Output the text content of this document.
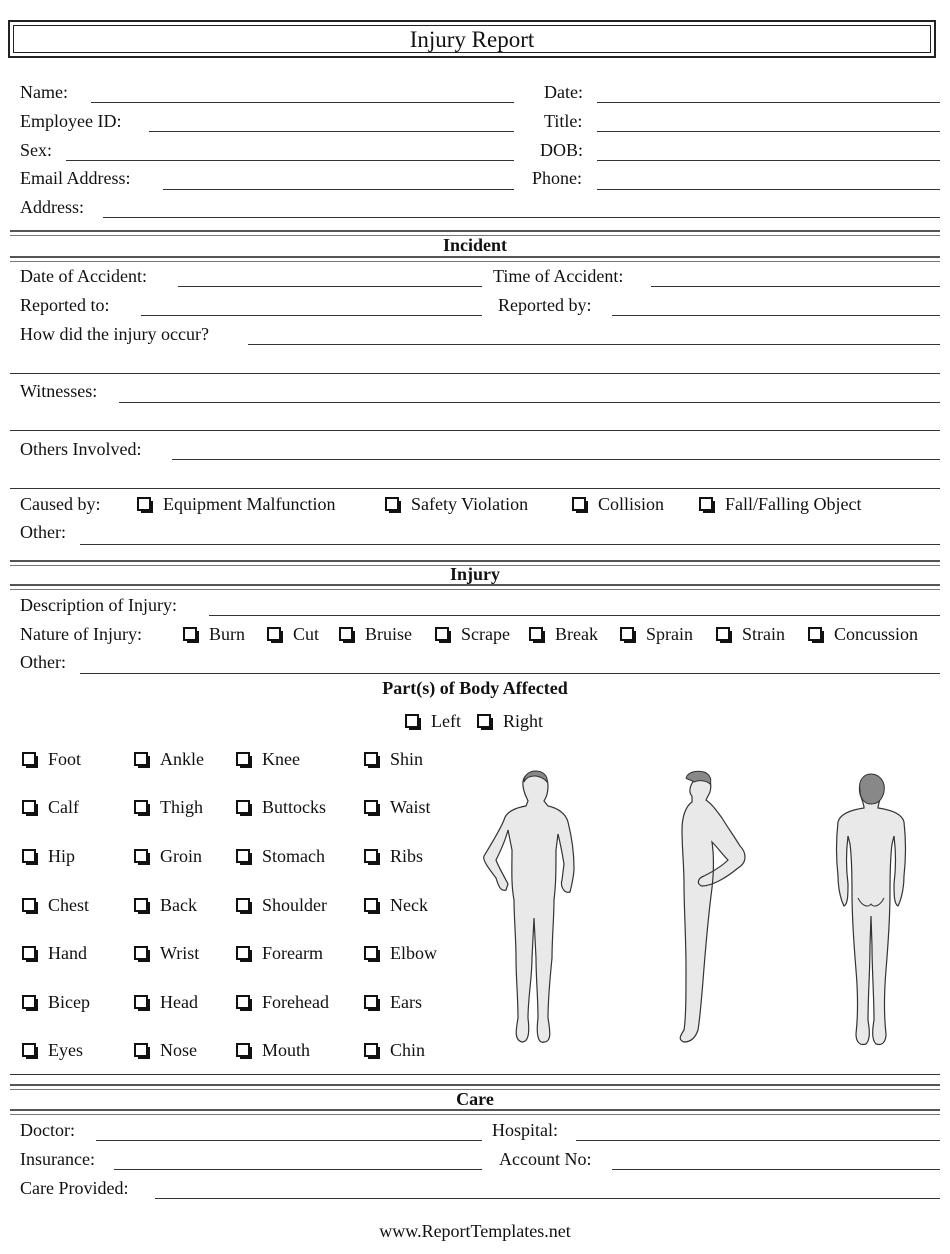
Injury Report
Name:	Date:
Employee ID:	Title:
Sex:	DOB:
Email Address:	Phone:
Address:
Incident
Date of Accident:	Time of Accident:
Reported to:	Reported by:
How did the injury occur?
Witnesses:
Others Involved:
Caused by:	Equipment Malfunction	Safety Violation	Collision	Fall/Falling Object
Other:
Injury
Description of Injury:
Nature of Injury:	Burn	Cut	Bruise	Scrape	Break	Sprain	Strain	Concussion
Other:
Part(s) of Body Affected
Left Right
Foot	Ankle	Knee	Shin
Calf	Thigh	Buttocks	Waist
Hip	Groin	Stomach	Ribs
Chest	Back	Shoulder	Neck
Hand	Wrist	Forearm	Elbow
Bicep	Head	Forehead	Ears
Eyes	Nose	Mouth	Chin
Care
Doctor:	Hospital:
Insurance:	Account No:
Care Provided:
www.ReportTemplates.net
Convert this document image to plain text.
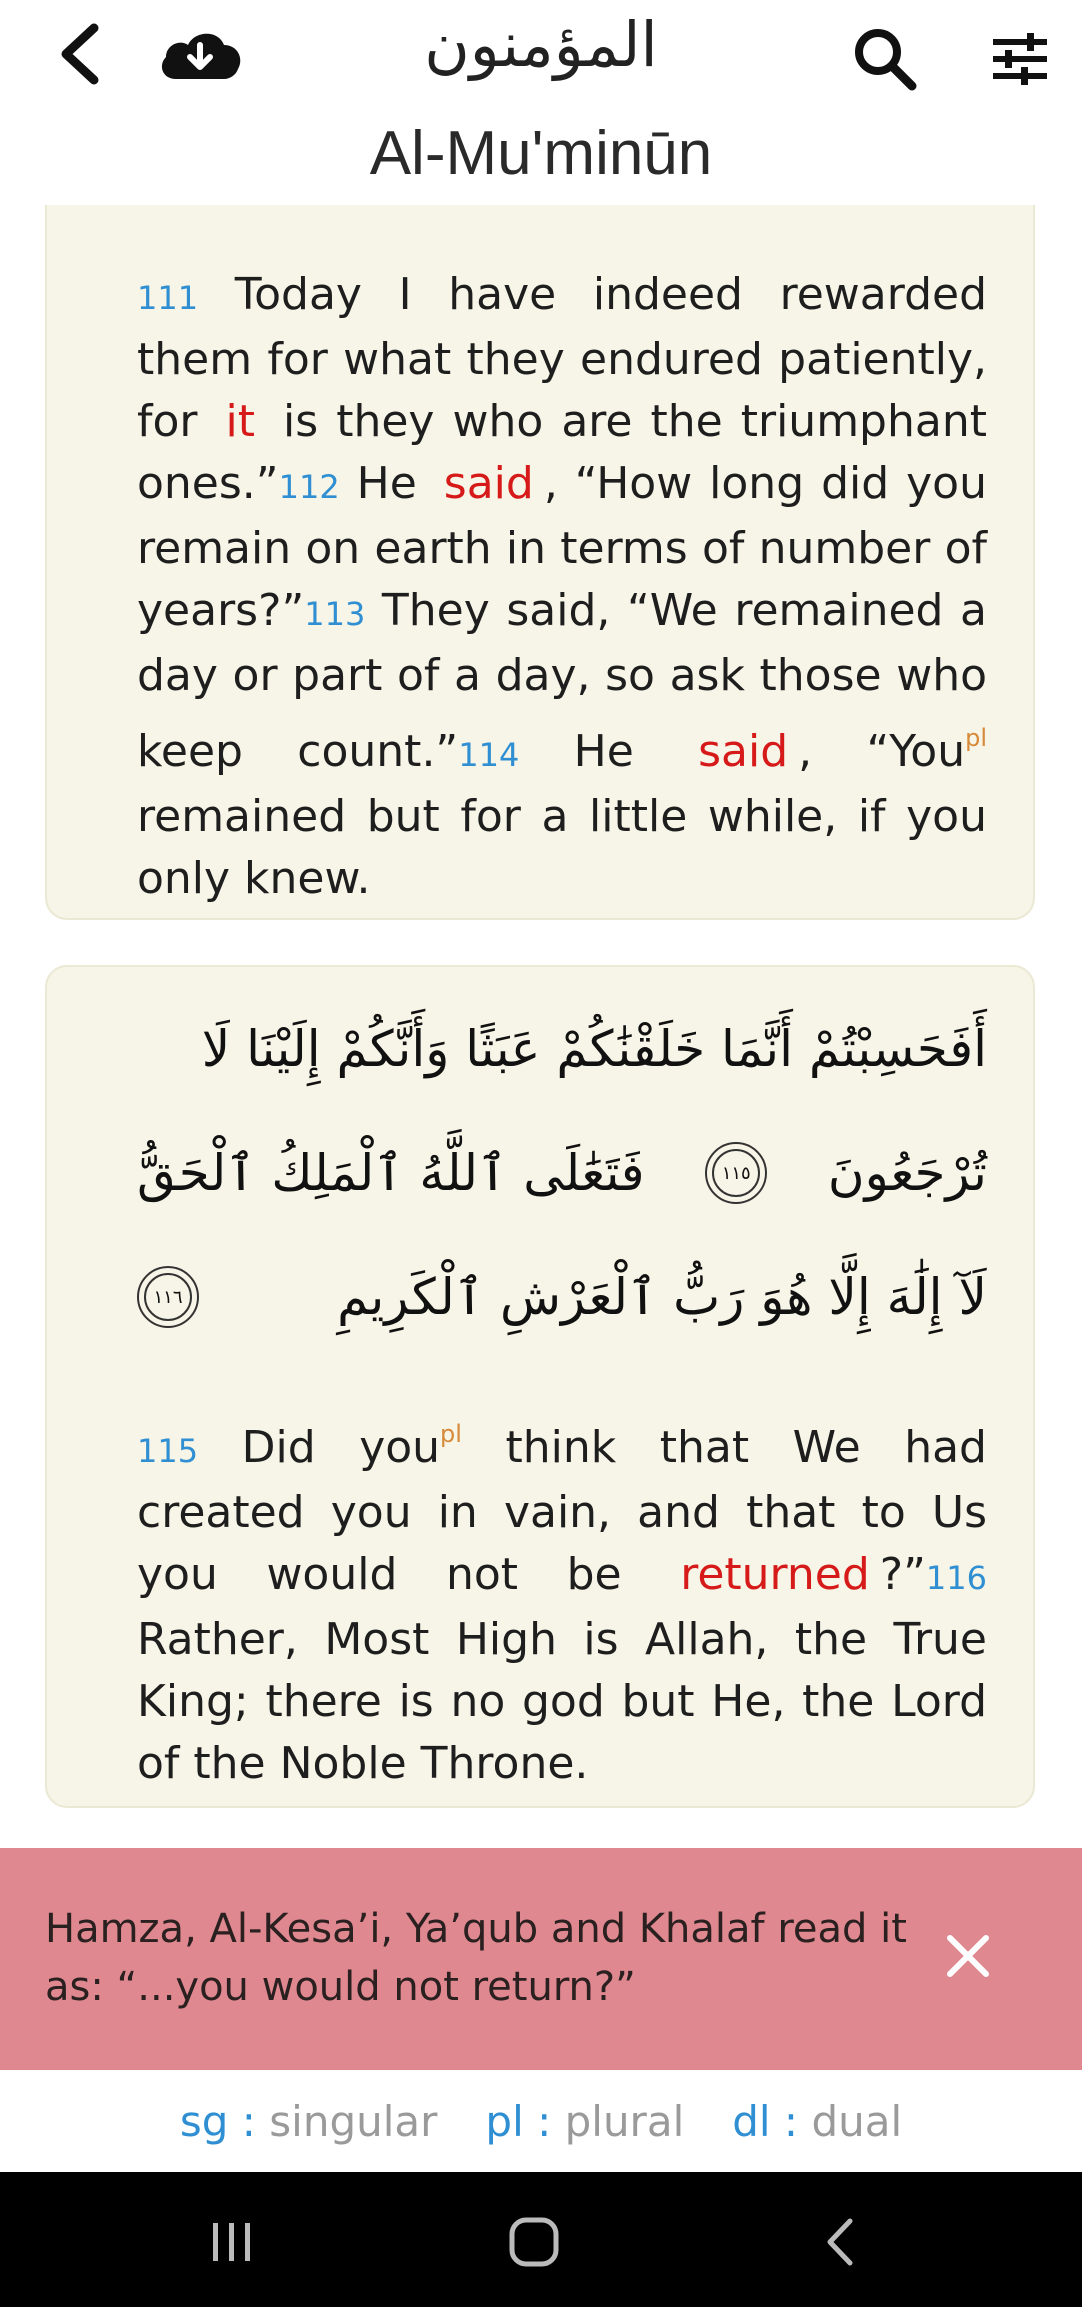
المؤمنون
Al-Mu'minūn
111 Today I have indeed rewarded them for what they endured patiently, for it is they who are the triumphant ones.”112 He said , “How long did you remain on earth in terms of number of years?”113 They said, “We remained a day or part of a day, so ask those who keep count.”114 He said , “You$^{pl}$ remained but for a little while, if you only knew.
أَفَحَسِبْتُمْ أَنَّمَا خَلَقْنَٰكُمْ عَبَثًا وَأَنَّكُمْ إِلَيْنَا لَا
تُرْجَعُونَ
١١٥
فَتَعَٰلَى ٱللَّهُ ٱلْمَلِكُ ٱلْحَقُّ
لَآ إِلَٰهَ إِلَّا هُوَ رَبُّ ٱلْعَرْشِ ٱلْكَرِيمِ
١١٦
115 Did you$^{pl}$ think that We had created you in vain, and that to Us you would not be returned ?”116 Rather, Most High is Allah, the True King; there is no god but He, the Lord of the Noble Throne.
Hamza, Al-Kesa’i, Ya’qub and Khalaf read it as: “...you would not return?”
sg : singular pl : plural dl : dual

#### [TASK DETAILS]
Above are the records. Copy exactly, and only, the lines from the line containing "Convert this document image to plain text." through the last one, omitting any pictures.

#### [OUTPUT]
Convert this document image to plain text.
المؤمنون
Al-Mu'minūn
111 Today I have indeed rewarded them for what they endured patiently, for it is they who are the triumphant ones.”112 He said , “How long did you remain on earth in terms of number of years?”113 They said, “We remained a day or part of a day, so ask those who keep count.”114 He said , “You$^{pl}$ remained but for a little while, if you only knew.
أَفَحَسِبْتُمْ أَنَّمَا خَلَقْنَٰكُمْ عَبَثًا وَأَنَّكُمْ إِلَيْنَا لَا
تُرْجَعُونَ
١١٥
فَتَعَٰلَى ٱللَّهُ ٱلْمَلِكُ ٱلْحَقُّ
لَآ إِلَٰهَ إِلَّا هُوَ رَبُّ ٱلْعَرْشِ ٱلْكَرِيمِ
١١٦
115 Did you$^{pl}$ think that We had created you in vain, and that to Us you would not be returned ?”116 Rather, Most High is Allah, the True King; there is no god but He, the Lord of the Noble Throne.
Hamza, Al-Kesa’i, Ya’qub and Khalaf read it as: “...you would not return?”
sg : singular pl : plural dl : dual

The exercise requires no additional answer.